━━━ Record list ━━━

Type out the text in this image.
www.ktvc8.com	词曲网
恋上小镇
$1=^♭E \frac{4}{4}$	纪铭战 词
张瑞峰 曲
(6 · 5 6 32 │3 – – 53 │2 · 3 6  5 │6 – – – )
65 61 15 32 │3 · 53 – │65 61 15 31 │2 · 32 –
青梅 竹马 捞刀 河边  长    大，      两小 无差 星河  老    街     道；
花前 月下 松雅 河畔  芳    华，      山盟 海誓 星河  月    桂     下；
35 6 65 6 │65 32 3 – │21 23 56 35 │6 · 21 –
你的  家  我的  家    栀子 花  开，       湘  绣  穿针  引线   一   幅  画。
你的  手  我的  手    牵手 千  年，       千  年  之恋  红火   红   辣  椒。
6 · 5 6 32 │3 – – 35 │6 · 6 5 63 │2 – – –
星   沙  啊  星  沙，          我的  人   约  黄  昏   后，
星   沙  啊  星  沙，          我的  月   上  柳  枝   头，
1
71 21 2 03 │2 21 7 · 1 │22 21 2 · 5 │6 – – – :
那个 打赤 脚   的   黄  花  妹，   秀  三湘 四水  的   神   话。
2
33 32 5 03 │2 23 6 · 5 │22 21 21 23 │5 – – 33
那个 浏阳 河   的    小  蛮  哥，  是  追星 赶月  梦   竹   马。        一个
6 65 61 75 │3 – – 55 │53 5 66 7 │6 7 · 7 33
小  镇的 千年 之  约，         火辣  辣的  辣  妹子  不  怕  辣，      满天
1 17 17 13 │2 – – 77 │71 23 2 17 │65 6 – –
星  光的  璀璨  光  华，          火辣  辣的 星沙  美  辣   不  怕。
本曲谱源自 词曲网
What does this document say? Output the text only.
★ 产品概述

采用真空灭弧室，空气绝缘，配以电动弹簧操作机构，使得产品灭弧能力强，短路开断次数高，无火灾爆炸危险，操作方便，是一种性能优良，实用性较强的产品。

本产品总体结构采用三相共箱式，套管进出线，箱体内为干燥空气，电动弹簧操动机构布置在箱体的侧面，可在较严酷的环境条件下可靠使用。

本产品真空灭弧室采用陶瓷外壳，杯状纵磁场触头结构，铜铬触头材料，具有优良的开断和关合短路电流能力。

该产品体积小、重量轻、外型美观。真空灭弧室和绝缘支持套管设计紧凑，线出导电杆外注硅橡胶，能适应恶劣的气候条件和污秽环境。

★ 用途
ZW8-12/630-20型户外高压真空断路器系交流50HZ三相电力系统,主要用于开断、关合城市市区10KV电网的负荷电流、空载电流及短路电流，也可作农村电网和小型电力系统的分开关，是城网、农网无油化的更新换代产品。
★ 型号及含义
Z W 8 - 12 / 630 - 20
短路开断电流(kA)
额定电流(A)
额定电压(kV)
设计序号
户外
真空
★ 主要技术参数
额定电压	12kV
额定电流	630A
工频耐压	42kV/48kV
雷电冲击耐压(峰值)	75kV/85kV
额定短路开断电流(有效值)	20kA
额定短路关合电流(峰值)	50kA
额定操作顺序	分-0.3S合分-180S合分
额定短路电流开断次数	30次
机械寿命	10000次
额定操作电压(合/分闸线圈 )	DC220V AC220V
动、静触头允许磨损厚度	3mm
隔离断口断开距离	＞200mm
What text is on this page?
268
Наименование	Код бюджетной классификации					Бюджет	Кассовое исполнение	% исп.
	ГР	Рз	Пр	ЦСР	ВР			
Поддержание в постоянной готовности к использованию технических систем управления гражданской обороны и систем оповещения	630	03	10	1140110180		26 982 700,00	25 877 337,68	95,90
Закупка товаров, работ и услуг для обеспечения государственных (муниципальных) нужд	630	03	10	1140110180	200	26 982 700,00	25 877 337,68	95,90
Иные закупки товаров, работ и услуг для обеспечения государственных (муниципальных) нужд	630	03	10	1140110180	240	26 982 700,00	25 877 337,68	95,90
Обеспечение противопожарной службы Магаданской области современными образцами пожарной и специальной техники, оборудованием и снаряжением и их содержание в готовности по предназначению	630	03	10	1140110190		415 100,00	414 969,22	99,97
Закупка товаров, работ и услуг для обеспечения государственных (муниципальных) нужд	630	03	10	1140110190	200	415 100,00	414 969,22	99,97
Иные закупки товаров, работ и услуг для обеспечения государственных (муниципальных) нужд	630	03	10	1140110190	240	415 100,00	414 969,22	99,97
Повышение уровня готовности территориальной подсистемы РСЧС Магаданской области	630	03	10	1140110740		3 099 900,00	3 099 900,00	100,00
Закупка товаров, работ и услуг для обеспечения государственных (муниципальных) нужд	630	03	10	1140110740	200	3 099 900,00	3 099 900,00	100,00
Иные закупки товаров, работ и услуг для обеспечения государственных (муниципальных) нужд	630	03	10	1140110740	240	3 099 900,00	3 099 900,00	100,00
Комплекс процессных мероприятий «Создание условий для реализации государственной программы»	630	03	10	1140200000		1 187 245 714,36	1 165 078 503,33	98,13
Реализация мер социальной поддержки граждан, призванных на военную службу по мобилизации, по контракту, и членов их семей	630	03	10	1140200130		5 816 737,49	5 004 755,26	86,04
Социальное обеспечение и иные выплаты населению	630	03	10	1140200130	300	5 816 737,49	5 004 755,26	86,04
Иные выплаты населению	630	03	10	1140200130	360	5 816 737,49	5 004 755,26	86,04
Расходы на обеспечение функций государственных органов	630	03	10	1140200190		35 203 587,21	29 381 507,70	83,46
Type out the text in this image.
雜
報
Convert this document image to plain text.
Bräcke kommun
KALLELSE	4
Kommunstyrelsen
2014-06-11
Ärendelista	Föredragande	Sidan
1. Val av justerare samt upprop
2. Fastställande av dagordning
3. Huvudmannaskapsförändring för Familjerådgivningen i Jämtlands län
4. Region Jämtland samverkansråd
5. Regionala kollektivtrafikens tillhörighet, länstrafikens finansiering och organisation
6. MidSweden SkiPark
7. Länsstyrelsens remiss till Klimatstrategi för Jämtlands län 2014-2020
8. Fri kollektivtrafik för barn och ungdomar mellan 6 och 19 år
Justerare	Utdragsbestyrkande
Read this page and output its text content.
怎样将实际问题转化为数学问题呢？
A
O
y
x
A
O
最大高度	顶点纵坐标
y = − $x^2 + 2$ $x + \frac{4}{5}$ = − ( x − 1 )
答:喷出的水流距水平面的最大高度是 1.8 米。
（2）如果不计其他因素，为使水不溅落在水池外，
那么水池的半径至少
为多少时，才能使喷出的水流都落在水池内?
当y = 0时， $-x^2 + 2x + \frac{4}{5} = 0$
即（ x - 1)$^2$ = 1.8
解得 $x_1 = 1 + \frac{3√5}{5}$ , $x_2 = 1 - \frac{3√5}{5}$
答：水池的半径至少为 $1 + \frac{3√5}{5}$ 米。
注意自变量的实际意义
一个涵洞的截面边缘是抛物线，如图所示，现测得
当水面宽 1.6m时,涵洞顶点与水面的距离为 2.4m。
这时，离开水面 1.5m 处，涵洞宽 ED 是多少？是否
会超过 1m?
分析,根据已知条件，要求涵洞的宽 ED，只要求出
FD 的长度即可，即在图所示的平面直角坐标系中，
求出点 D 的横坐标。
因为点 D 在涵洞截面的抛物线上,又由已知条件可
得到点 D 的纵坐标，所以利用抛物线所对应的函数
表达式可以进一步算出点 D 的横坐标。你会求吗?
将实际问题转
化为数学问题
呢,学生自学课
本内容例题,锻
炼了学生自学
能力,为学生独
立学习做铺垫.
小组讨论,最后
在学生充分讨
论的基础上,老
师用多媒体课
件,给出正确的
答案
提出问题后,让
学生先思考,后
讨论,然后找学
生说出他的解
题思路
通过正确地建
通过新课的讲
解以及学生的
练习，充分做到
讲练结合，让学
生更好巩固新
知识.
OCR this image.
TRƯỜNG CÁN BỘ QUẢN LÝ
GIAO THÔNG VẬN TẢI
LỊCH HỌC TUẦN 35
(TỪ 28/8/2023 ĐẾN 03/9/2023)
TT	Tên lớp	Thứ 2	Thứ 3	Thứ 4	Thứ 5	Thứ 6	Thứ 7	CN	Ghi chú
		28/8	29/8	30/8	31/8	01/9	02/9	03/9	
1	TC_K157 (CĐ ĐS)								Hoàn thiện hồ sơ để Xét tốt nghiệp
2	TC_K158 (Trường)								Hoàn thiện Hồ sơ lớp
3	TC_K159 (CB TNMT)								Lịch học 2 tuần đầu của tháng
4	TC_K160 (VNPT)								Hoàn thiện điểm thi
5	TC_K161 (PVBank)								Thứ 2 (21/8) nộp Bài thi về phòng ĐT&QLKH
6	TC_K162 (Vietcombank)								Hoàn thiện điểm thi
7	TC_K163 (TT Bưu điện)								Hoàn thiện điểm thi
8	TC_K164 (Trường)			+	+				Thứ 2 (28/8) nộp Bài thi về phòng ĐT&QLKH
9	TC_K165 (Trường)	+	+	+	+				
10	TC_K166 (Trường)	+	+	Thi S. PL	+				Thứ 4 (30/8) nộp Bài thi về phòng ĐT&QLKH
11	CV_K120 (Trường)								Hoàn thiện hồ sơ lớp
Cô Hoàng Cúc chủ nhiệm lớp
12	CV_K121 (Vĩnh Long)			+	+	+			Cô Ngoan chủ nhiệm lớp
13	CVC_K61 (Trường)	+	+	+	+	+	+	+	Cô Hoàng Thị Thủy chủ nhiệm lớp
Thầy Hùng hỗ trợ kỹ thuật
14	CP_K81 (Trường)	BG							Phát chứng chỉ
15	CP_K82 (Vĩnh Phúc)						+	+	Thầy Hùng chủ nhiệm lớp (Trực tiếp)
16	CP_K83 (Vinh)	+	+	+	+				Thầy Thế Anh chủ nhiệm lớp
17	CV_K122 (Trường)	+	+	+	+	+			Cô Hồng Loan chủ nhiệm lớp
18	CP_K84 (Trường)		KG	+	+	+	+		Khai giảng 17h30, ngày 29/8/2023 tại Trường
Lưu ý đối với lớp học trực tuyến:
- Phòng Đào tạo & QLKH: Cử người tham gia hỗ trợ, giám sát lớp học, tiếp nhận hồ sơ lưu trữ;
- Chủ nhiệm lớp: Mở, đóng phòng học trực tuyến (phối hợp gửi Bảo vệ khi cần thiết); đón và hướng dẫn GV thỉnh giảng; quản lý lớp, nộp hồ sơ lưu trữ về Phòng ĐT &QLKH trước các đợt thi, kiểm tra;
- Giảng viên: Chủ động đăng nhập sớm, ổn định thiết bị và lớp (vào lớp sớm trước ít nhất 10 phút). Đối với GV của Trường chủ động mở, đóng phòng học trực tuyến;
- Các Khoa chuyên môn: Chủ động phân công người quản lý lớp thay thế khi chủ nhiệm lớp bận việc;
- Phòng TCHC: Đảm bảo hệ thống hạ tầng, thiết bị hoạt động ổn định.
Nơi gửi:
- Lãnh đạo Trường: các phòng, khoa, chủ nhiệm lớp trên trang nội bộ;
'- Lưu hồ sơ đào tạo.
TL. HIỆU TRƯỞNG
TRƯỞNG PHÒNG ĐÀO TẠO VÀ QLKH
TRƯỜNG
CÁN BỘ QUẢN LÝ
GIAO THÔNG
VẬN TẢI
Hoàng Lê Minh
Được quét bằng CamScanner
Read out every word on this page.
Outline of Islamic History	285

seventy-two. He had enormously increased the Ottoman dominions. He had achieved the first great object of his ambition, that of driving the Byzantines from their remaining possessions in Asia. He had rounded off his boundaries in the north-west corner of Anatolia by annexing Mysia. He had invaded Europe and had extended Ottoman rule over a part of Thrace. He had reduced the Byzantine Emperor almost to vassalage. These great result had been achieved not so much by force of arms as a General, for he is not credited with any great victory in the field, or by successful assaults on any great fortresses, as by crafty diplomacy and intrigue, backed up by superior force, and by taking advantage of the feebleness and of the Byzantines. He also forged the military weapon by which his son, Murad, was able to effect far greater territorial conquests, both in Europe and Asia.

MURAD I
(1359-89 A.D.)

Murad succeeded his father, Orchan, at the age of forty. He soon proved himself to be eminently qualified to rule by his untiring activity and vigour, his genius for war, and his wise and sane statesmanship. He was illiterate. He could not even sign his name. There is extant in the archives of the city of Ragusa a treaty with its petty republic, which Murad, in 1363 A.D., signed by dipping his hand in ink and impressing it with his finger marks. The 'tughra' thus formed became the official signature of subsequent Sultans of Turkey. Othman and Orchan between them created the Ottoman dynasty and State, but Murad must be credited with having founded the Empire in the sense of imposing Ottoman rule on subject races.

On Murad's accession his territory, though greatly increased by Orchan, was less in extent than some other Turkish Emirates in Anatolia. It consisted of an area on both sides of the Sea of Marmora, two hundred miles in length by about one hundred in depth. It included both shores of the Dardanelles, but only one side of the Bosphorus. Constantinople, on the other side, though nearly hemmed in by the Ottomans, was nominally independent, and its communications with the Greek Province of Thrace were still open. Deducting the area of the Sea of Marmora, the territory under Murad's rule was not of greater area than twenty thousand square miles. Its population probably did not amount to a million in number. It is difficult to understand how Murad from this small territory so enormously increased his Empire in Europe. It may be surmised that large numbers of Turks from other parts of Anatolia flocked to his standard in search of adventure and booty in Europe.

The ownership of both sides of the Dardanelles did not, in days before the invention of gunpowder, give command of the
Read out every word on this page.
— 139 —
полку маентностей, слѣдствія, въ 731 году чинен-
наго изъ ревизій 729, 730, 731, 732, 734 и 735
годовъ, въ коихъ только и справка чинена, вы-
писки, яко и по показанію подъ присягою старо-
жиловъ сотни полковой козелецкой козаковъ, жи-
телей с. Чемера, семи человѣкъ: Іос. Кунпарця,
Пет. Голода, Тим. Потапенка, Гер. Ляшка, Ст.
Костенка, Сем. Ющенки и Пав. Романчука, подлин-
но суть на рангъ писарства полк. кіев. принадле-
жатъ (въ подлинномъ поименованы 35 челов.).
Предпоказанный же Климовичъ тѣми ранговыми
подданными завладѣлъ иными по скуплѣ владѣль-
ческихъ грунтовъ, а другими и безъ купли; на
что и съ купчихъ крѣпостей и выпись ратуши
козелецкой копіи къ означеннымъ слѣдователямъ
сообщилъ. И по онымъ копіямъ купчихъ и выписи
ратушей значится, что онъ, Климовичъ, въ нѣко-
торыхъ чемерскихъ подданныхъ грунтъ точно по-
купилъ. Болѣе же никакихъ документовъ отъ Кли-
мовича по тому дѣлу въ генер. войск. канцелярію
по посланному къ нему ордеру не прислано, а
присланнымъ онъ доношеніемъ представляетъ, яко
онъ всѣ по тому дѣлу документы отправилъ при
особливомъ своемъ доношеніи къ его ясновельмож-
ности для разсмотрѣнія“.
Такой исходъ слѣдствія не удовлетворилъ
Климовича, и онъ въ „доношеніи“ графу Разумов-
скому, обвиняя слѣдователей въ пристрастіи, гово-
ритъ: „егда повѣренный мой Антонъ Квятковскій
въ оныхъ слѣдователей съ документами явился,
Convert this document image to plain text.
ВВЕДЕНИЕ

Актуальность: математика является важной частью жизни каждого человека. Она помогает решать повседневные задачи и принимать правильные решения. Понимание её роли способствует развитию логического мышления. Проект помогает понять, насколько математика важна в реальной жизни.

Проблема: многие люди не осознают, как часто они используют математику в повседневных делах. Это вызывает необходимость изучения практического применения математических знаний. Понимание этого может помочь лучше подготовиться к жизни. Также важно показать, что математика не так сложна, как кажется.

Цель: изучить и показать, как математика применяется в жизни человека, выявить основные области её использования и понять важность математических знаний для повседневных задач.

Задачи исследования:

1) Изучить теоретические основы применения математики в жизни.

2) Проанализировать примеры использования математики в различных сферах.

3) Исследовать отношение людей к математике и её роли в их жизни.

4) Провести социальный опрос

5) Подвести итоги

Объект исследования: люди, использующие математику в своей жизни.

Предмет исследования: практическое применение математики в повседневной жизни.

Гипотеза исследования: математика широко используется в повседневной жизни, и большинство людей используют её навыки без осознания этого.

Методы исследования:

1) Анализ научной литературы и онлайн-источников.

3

━━━

◆ Exercise ◆
Show the lines of the material that contain the word "человека".

◆ Exercise solution ◆
Актуальность: математика является важной частью жизни каждого человека. Она помогает решать повседневные задачи и принимать правильные решения. Понимание её роли способствует развитию логического мышления. Проект помогает понять, насколько математика важна в реальной жизни.
Цель: изучить и показать, как математика применяется в жизни человека, выявить основные области её использования и понять важность математических знаний для повседневных задач.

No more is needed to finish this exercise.